**Material for this exercise**
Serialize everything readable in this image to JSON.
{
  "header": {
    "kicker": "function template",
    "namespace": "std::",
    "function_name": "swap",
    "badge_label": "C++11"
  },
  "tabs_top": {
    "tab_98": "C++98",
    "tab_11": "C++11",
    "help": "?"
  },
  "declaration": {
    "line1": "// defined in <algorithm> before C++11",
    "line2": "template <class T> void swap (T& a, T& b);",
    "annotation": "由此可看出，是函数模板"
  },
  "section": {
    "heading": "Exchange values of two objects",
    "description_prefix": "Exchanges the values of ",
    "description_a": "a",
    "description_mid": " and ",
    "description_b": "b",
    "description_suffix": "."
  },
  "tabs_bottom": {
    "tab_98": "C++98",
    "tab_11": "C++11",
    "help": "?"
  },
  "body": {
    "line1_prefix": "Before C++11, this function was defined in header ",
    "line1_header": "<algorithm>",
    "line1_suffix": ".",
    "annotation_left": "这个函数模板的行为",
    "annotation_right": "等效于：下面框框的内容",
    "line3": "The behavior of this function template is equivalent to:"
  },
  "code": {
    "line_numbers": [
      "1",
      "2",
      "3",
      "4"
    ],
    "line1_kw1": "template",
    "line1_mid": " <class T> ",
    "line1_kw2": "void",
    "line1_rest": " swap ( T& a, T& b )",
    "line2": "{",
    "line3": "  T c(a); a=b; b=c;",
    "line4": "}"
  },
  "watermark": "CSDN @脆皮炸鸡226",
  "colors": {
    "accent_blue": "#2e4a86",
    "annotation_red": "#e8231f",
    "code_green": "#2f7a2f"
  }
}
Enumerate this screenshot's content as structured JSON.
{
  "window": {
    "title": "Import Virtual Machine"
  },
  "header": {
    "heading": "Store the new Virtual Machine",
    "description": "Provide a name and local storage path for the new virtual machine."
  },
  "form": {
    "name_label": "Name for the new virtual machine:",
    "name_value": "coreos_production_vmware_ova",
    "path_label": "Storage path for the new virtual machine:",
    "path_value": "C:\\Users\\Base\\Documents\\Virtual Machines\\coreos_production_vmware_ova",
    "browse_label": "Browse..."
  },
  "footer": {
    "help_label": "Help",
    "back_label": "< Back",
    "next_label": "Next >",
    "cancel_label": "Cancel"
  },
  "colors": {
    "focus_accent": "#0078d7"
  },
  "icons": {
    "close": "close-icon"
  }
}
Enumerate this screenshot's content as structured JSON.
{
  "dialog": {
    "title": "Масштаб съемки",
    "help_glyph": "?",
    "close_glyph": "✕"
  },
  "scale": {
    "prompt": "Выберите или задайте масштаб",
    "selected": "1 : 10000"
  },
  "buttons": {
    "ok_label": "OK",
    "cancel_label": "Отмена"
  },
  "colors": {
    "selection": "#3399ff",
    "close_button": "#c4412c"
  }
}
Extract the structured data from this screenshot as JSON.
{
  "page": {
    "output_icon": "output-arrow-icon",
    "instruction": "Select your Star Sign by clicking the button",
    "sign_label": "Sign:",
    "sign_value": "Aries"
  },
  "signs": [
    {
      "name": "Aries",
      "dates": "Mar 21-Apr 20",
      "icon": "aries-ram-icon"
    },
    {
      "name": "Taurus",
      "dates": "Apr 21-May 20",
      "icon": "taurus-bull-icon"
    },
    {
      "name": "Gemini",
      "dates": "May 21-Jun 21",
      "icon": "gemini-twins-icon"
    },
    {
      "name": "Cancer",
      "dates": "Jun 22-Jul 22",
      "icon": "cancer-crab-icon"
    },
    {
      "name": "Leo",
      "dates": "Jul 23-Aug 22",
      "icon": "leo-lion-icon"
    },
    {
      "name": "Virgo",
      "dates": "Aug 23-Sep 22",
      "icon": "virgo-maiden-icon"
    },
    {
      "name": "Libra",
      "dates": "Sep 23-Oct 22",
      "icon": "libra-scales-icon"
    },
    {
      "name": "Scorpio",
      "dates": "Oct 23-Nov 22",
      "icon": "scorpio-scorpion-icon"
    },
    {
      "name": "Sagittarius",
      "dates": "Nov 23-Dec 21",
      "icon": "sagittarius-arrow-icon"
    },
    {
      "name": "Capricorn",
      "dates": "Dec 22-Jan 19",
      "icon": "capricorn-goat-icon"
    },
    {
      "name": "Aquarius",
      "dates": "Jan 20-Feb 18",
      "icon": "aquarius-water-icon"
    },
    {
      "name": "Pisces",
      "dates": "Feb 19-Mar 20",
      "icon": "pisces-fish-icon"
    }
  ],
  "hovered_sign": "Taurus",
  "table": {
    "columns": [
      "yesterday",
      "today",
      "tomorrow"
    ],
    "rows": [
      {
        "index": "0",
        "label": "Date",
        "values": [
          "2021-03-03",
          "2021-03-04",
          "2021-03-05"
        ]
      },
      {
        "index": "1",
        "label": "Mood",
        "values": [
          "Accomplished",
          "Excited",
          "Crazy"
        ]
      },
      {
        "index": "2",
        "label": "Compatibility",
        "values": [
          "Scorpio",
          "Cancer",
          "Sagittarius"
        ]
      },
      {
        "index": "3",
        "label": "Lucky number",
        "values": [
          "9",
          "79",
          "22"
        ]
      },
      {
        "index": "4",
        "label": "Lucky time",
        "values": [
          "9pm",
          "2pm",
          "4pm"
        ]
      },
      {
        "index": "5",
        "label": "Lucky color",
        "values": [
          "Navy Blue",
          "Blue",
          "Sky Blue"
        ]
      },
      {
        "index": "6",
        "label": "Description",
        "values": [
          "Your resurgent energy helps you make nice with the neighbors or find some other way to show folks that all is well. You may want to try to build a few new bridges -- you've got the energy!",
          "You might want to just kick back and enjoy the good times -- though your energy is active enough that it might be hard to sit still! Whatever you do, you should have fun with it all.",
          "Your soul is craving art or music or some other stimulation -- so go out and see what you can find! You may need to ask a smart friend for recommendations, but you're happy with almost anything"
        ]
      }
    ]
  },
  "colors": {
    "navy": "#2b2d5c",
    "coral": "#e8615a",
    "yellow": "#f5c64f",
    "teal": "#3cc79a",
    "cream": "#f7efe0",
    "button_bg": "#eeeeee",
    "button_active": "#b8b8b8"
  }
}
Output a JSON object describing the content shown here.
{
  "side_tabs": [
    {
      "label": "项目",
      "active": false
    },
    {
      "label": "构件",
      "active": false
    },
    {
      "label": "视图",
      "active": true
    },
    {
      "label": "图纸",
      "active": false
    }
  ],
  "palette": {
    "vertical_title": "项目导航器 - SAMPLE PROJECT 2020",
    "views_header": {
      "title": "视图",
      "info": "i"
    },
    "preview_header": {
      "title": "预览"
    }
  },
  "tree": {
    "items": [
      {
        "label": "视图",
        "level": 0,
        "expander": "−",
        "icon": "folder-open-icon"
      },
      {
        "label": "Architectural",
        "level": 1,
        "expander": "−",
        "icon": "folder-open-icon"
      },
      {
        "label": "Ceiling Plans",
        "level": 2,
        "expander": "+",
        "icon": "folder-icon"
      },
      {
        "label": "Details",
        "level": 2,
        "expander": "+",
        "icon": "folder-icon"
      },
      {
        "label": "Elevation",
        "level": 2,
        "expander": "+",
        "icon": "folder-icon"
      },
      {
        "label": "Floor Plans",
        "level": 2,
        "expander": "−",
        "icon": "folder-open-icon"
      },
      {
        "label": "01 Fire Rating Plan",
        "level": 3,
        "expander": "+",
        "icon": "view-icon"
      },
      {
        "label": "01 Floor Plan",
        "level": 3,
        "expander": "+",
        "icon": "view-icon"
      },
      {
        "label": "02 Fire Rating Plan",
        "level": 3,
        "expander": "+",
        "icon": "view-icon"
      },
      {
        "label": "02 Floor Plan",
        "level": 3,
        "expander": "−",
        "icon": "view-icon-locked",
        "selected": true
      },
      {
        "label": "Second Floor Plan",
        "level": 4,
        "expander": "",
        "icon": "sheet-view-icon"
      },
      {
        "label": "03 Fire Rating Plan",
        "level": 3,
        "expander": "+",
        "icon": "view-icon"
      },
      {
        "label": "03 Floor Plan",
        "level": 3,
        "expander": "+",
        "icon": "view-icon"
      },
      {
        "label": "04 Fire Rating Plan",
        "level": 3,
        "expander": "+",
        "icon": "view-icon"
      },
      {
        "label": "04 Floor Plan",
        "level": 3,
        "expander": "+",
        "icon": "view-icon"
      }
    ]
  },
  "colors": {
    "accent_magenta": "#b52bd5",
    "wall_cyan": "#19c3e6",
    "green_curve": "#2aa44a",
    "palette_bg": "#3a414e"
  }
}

**Objective**
Out of the records, collect only those lines that contain the string "heading".

**Response below**
    "heading": "Exchange values of two objects",
    "heading": "Store the new Virtual Machine",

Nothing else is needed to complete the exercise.